* _Task instructions_: Repeat the entire listing exactly as written.

* _Information provided_:
_ _ _ _ _ _ _
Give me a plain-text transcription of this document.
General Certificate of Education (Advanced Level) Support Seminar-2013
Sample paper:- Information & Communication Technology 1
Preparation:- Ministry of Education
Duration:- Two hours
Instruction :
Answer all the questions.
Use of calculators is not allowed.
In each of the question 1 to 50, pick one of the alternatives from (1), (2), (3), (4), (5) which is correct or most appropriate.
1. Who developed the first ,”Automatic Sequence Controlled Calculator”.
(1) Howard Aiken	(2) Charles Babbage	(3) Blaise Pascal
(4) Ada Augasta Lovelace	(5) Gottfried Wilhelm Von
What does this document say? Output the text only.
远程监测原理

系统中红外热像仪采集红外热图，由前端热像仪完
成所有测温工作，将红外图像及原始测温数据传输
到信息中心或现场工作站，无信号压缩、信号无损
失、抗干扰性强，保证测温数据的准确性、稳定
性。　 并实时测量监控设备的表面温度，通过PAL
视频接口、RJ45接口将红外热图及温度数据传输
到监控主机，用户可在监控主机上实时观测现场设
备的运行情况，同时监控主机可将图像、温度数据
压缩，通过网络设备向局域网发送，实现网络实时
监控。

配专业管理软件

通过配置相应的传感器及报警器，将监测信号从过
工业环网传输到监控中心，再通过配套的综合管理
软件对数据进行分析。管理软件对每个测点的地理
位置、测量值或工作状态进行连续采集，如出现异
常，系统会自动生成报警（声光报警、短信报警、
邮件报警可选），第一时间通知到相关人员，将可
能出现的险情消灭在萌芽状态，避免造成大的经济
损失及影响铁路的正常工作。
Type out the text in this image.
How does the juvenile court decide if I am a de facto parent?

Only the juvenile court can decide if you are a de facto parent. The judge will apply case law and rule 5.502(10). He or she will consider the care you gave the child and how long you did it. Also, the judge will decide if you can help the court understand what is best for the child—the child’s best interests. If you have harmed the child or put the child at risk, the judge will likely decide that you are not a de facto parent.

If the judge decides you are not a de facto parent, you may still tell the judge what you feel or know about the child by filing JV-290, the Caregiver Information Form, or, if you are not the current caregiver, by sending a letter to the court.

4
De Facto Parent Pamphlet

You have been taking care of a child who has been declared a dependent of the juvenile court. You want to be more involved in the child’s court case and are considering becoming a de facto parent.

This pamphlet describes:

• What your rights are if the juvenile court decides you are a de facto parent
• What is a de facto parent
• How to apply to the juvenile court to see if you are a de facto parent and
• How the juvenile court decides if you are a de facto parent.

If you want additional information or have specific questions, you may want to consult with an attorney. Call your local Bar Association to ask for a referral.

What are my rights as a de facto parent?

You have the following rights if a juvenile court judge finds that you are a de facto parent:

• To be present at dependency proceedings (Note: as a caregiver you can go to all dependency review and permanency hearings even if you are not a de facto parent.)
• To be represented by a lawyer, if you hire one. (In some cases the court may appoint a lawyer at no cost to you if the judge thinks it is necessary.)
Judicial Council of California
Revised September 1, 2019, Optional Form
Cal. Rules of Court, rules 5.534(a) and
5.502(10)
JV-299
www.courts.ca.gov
_ _ _ _ _ _ _
* _Written response_:
Give me a plain-text transcription of this document.
General Certificate of Education (Advanced Level) Support Seminar-2013
Sample paper:- Information & Communication Technology 1
Preparation:- Ministry of Education
Duration:- Two hours
Instruction :
Answer all the questions.
Use of calculators is not allowed.
In each of the question 1 to 50, pick one of the alternatives from (1), (2), (3), (4), (5) which is correct or most appropriate.
1. Who developed the first ,”Automatic Sequence Controlled Calculator”.
(1) Howard Aiken	(2) Charles Babbage	(3) Blaise Pascal
(4) Ada Augasta Lovelace	(5) Gottfried Wilhelm Von
What does this document say? Output the text only.
远程监测原理

系统中红外热像仪采集红外热图，由前端热像仪完
成所有测温工作，将红外图像及原始测温数据传输
到信息中心或现场工作站，无信号压缩、信号无损
失、抗干扰性强，保证测温数据的准确性、稳定
性。　 并实时测量监控设备的表面温度，通过PAL
视频接口、RJ45接口将红外热图及温度数据传输
到监控主机，用户可在监控主机上实时观测现场设
备的运行情况，同时监控主机可将图像、温度数据
压缩，通过网络设备向局域网发送，实现网络实时
监控。

配专业管理软件

通过配置相应的传感器及报警器，将监测信号从过
工业环网传输到监控中心，再通过配套的综合管理
软件对数据进行分析。管理软件对每个测点的地理
位置、测量值或工作状态进行连续采集，如出现异
常，系统会自动生成报警（声光报警、短信报警、
邮件报警可选），第一时间通知到相关人员，将可
能出现的险情消灭在萌芽状态，避免造成大的经济
损失及影响铁路的正常工作。
Type out the text in this image.
How does the juvenile court decide if I am a de facto parent?

Only the juvenile court can decide if you are a de facto parent. The judge will apply case law and rule 5.502(10). He or she will consider the care you gave the child and how long you did it. Also, the judge will decide if you can help the court understand what is best for the child—the child’s best interests. If you have harmed the child or put the child at risk, the judge will likely decide that you are not a de facto parent.

If the judge decides you are not a de facto parent, you may still tell the judge what you feel or know about the child by filing JV-290, the Caregiver Information Form, or, if you are not the current caregiver, by sending a letter to the court.

4
De Facto Parent Pamphlet

You have been taking care of a child who has been declared a dependent of the juvenile court. You want to be more involved in the child’s court case and are considering becoming a de facto parent.

This pamphlet describes:

• What your rights are if the juvenile court decides you are a de facto parent
• What is a de facto parent
• How to apply to the juvenile court to see if you are a de facto parent and
• How the juvenile court decides if you are a de facto parent.

If you want additional information or have specific questions, you may want to consult with an attorney. Call your local Bar Association to ask for a referral.

What are my rights as a de facto parent?

You have the following rights if a juvenile court judge finds that you are a de facto parent:

• To be present at dependency proceedings (Note: as a caregiver you can go to all dependency review and permanency hearings even if you are not a de facto parent.)
• To be represented by a lawyer, if you hire one. (In some cases the court may appoint a lawyer at no cost to you if the judge thinks it is necessary.)
Judicial Council of California
Revised September 1, 2019, Optional Form
Cal. Rules of Court, rules 5.534(a) and
5.502(10)
JV-299
www.courts.ca.gov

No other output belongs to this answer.